• _Task brief_: Below are entries to be transcribed exactly; exclude the pictures from the copy.

Dataset records
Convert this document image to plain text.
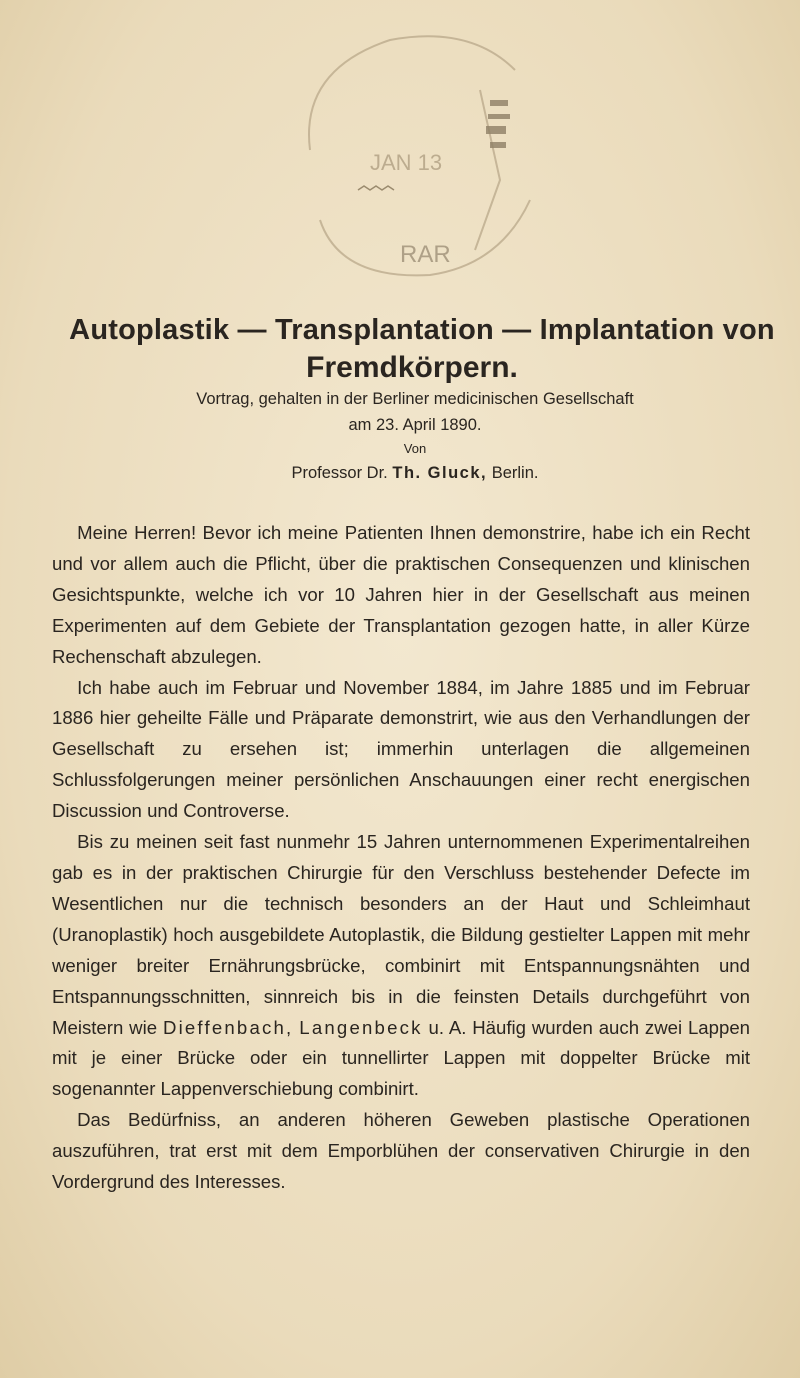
JAN 13
RAR
Autoplastik — Transplantation — Implantation von
Fremdkörpern.
Vortrag, gehalten in der Berliner medicinischen Gesellschaft
am 23. April 1890.
Von
Professor Dr. Th. Gluck, Berlin.

Meine Herren! Bevor ich meine Patienten Ihnen demonstrire, habe ich ein Recht und vor allem auch die Pflicht, über die praktischen Consequenzen und klinischen Gesichtspunkte, welche ich vor 10 Jahren hier in der Gesellschaft aus meinen Experimenten auf dem Gebiete der Transplantation gezogen hatte, in aller Kürze Rechenschaft abzulegen.

Ich habe auch im Februar und November 1884, im Jahre 1885 und im Februar 1886 hier geheilte Fälle und Präparate demonstrirt, wie aus den Verhandlungen der Gesellschaft zu ersehen ist; immerhin unterlagen die allgemeinen Schlussfolgerungen meiner persönlichen Anschauungen einer recht energischen Discussion und Controverse.

Bis zu meinen seit fast nunmehr 15 Jahren unternommenen Experimentalreihen gab es in der praktischen Chirurgie für den Verschluss bestehender Defecte im Wesentlichen nur die technisch besonders an der Haut und Schleimhaut (Uranoplastik) hoch ausgebildete Autoplastik, die Bildung gestielter Lappen mit mehr weniger breiter Ernährungsbrücke, combinirt mit Entspannungsnähten und Entspannungsschnitten, sinnreich bis in die feinsten Details durchgeführt von Meistern wie Dieffenbach, Langenbeck u. A. Häufig wurden auch zwei Lappen mit je einer Brücke oder ein tunnellirter Lappen mit doppelter Brücke mit sogenannter Lappenverschiebung combinirt.

Das Bedürfniss, an anderen höheren Geweben plastische Operationen auszuführen, trat erst mit dem Emporblühen der conservativen Chirurgie in den Vordergrund des Interesses.
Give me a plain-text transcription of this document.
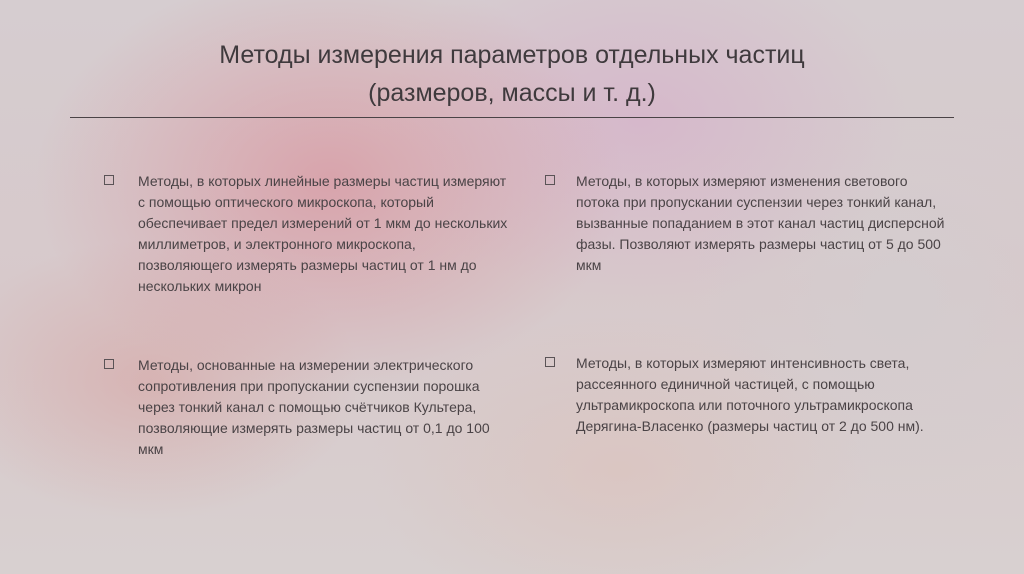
Методы измерения параметров отдельных частиц
(размеров, массы и т. д.)
Методы, в которых линейные размеры частиц измеряют с помощью оптического микроскопа, который обеспечивает предел измерений от 1 мкм до нескольких миллиметров, и электронного микроскопа, позволяющего измерять размеры частиц от 1 нм до нескольких микрон
Методы, основанные на измерении электрического сопротивления при пропускании суспензии порошка через тонкий канал с помощью счётчиков Культера, позволяющие измерять размеры частиц от 0,1 до 100 мкм
Методы, в которых измеряют изменения светового потока при пропускании суспензии через тонкий канал, вызванные попаданием в этот канал частиц дисперсной фазы. Позволяют измерять размеры частиц от 5 до 500 мкм
Методы, в которых измеряют интенсивность света, рассеянного единичной частицей, с помощью ультрамикроскопа или поточного ультрамикроскопа Дерягина-Власенко (размеры частиц от 2 до 500 нм).
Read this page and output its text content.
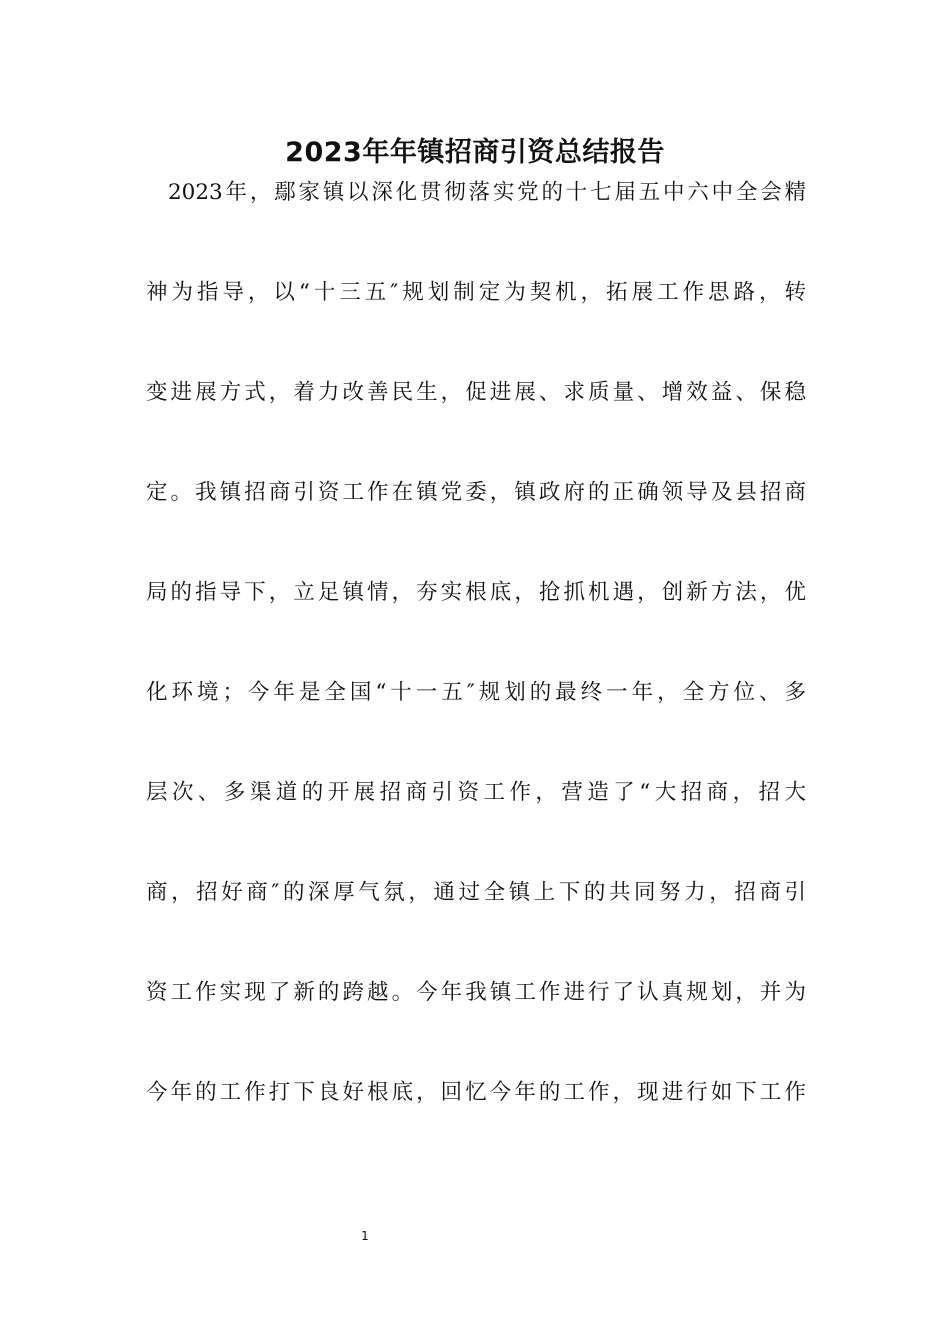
2023年年镇招商引资总结报告
2023年，鄢家镇以深化贯彻落实党的十七届五中六中全会精
神为指导，以“十三五″规划制定为契机，拓展工作思路，转
变进展方式，着力改善民生，促进展、求质量、增效益、保稳
定。我镇招商引资工作在镇党委，镇政府的正确领导及县招商
局的指导下，立足镇情，夯实根底，抢抓机遇，创新方法，优
化环境；今年是全国“十一五″规划的最终一年，全方位、多
层次、多渠道的开展招商引资工作，营造了“大招商，招大
商，招好商″的深厚气氛，通过全镇上下的共同努力，招商引
资工作实现了新的跨越。今年我镇工作进行了认真规划，并为
今年的工作打下良好根底，回忆今年的工作，现进行如下工作
1
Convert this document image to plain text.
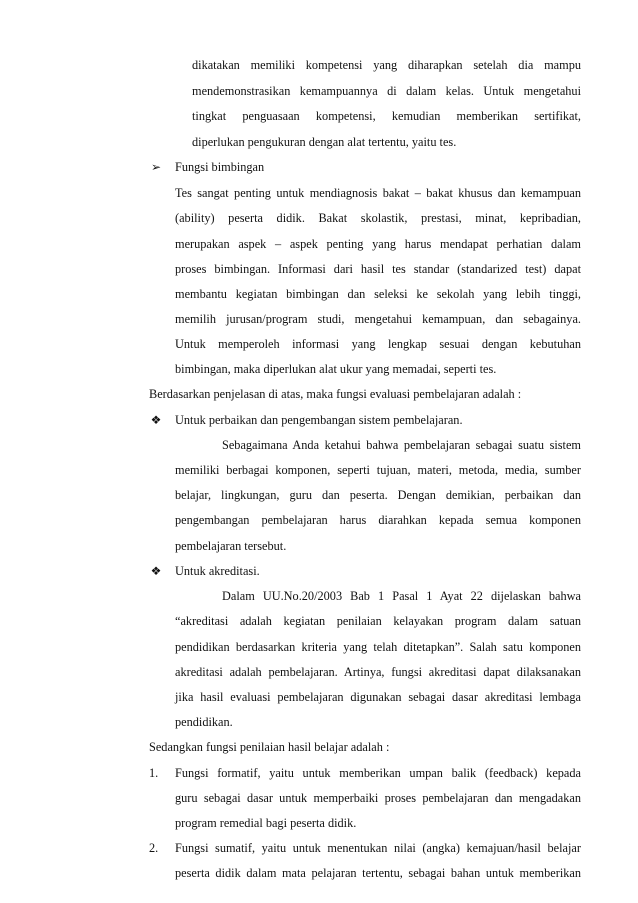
dikatakan memiliki kompetensi yang diharapkan setelah dia mampu
mendemonstrasikan kemampuannya di dalam kelas. Untuk mengetahui
tingkat penguasaan kompetensi, kemudian memberikan sertifikat,
diperlukan pengukuran dengan alat tertentu, yaitu tes.
➢ Fungsi bimbingan
Tes sangat penting untuk mendiagnosis bakat – bakat khusus dan kemampuan
(ability) peserta didik. Bakat skolastik, prestasi, minat, kepribadian,
merupakan aspek – aspek penting yang harus mendapat perhatian dalam
proses bimbingan. Informasi dari hasil tes standar (standarized test) dapat
membantu kegiatan bimbingan dan seleksi ke sekolah yang lebih tinggi,
memilih jurusan/program studi, mengetahui kemampuan, dan sebagainya.
Untuk memperoleh informasi yang lengkap sesuai dengan kebutuhan
bimbingan, maka diperlukan alat ukur yang memadai, seperti tes.
Berdasarkan penjelasan di atas, maka fungsi evaluasi pembelajaran adalah :
❖ Untuk perbaikan dan pengembangan sistem pembelajaran.
Sebagaimana Anda ketahui bahwa pembelajaran sebagai suatu sistem
memiliki berbagai komponen, seperti tujuan, materi, metoda, media, sumber
belajar, lingkungan, guru dan peserta. Dengan demikian, perbaikan dan
pengembangan pembelajaran harus diarahkan kepada semua komponen
pembelajaran tersebut.
❖ Untuk akreditasi.
Dalam UU.No.20/2003 Bab 1 Pasal 1 Ayat 22 dijelaskan bahwa
“akreditasi adalah kegiatan penilaian kelayakan program dalam satuan
pendidikan berdasarkan kriteria yang telah ditetapkan”. Salah satu komponen
akreditasi adalah pembelajaran. Artinya, fungsi akreditasi dapat dilaksanakan
jika hasil evaluasi pembelajaran digunakan sebagai dasar akreditasi lembaga
pendidikan.
Sedangkan fungsi penilaian hasil belajar adalah :
1. Fungsi formatif, yaitu untuk memberikan umpan balik (feedback) kepada
guru sebagai dasar untuk memperbaiki proses pembelajaran dan mengadakan
program remedial bagi peserta didik.
2. Fungsi sumatif, yaitu untuk menentukan nilai (angka) kemajuan/hasil belajar
peserta didik dalam mata pelajaran tertentu, sebagai bahan untuk memberikan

• _Answer to this problem_:
Convert this document image to plain text.
JAN 13
RAR
Autoplastik — Transplantation — Implantation von
Fremdkörpern.
Vortrag, gehalten in der Berliner medicinischen Gesellschaft
am 23. April 1890.
Von
Professor Dr. Th. Gluck, Berlin.

Meine Herren! Bevor ich meine Patienten Ihnen demonstrire, habe ich ein Recht und vor allem auch die Pflicht, über die praktischen Consequenzen und klinischen Gesichtspunkte, welche ich vor 10 Jahren hier in der Gesellschaft aus meinen Experimenten auf dem Gebiete der Transplantation gezogen hatte, in aller Kürze Rechenschaft abzulegen.

Ich habe auch im Februar und November 1884, im Jahre 1885 und im Februar 1886 hier geheilte Fälle und Präparate demonstrirt, wie aus den Verhandlungen der Gesellschaft zu ersehen ist; immerhin unterlagen die allgemeinen Schlussfolgerungen meiner persönlichen Anschauungen einer recht energischen Discussion und Controverse.

Bis zu meinen seit fast nunmehr 15 Jahren unternommenen Experimentalreihen gab es in der praktischen Chirurgie für den Verschluss bestehender Defecte im Wesentlichen nur die technisch besonders an der Haut und Schleimhaut (Uranoplastik) hoch ausgebildete Autoplastik, die Bildung gestielter Lappen mit mehr weniger breiter Ernährungsbrücke, combinirt mit Entspannungsnähten und Entspannungsschnitten, sinnreich bis in die feinsten Details durchgeführt von Meistern wie Dieffenbach, Langenbeck u. A. Häufig wurden auch zwei Lappen mit je einer Brücke oder ein tunnellirter Lappen mit doppelter Brücke mit sogenannter Lappenverschiebung combinirt.

Das Bedürfniss, an anderen höheren Geweben plastische Operationen auszuführen, trat erst mit dem Emporblühen der conservativen Chirurgie in den Vordergrund des Interesses.
Give me a plain-text transcription of this document.
Методы измерения параметров отдельных частиц
(размеров, массы и т. д.)
Методы, в которых линейные размеры частиц измеряют с помощью оптического микроскопа, который обеспечивает предел измерений от 1 мкм до нескольких миллиметров, и электронного микроскопа, позволяющего измерять размеры частиц от 1 нм до нескольких микрон
Методы, основанные на измерении электрического сопротивления при пропускании суспензии порошка через тонкий канал с помощью счётчиков Культера, позволяющие измерять размеры частиц от 0,1 до 100 мкм
Методы, в которых измеряют изменения светового потока при пропускании суспензии через тонкий канал, вызванные попаданием в этот канал частиц дисперсной фазы. Позволяют измерять размеры частиц от 5 до 500 мкм
Методы, в которых измеряют интенсивность света, рассеянного единичной частицей, с помощью ультрамикроскопа или поточного ультрамикроскопа Дерягина-Власенко (размеры частиц от 2 до 500 нм).
Read this page and output its text content.
2023年年镇招商引资总结报告
2023年，鄢家镇以深化贯彻落实党的十七届五中六中全会精
神为指导，以“十三五″规划制定为契机，拓展工作思路，转
变进展方式，着力改善民生，促进展、求质量、增效益、保稳
定。我镇招商引资工作在镇党委，镇政府的正确领导及县招商
局的指导下，立足镇情，夯实根底，抢抓机遇，创新方法，优
化环境；今年是全国“十一五″规划的最终一年，全方位、多
层次、多渠道的开展招商引资工作，营造了“大招商，招大
商，招好商″的深厚气氛，通过全镇上下的共同努力，招商引
资工作实现了新的跨越。今年我镇工作进行了认真规划，并为
今年的工作打下良好根底，回忆今年的工作，现进行如下工作
1
Convert this document image to plain text.
dikatakan memiliki kompetensi yang diharapkan setelah dia mampu
mendemonstrasikan kemampuannya di dalam kelas. Untuk mengetahui
tingkat penguasaan kompetensi, kemudian memberikan sertifikat,
diperlukan pengukuran dengan alat tertentu, yaitu tes.
➢ Fungsi bimbingan
Tes sangat penting untuk mendiagnosis bakat – bakat khusus dan kemampuan
(ability) peserta didik. Bakat skolastik, prestasi, minat, kepribadian,
merupakan aspek – aspek penting yang harus mendapat perhatian dalam
proses bimbingan. Informasi dari hasil tes standar (standarized test) dapat
membantu kegiatan bimbingan dan seleksi ke sekolah yang lebih tinggi,
memilih jurusan/program studi, mengetahui kemampuan, dan sebagainya.
Untuk memperoleh informasi yang lengkap sesuai dengan kebutuhan
bimbingan, maka diperlukan alat ukur yang memadai, seperti tes.
Berdasarkan penjelasan di atas, maka fungsi evaluasi pembelajaran adalah :
❖ Untuk perbaikan dan pengembangan sistem pembelajaran.
Sebagaimana Anda ketahui bahwa pembelajaran sebagai suatu sistem
memiliki berbagai komponen, seperti tujuan, materi, metoda, media, sumber
belajar, lingkungan, guru dan peserta. Dengan demikian, perbaikan dan
pengembangan pembelajaran harus diarahkan kepada semua komponen
pembelajaran tersebut.
❖ Untuk akreditasi.
Dalam UU.No.20/2003 Bab 1 Pasal 1 Ayat 22 dijelaskan bahwa
“akreditasi adalah kegiatan penilaian kelayakan program dalam satuan
pendidikan berdasarkan kriteria yang telah ditetapkan”. Salah satu komponen
akreditasi adalah pembelajaran. Artinya, fungsi akreditasi dapat dilaksanakan
jika hasil evaluasi pembelajaran digunakan sebagai dasar akreditasi lembaga
pendidikan.
Sedangkan fungsi penilaian hasil belajar adalah :
1. Fungsi formatif, yaitu untuk memberikan umpan balik (feedback) kepada
guru sebagai dasar untuk memperbaiki proses pembelajaran dan mengadakan
program remedial bagi peserta didik.
2. Fungsi sumatif, yaitu untuk menentukan nilai (angka) kemajuan/hasil belajar
peserta didik dalam mata pelajaran tertentu, sebagai bahan untuk memberikan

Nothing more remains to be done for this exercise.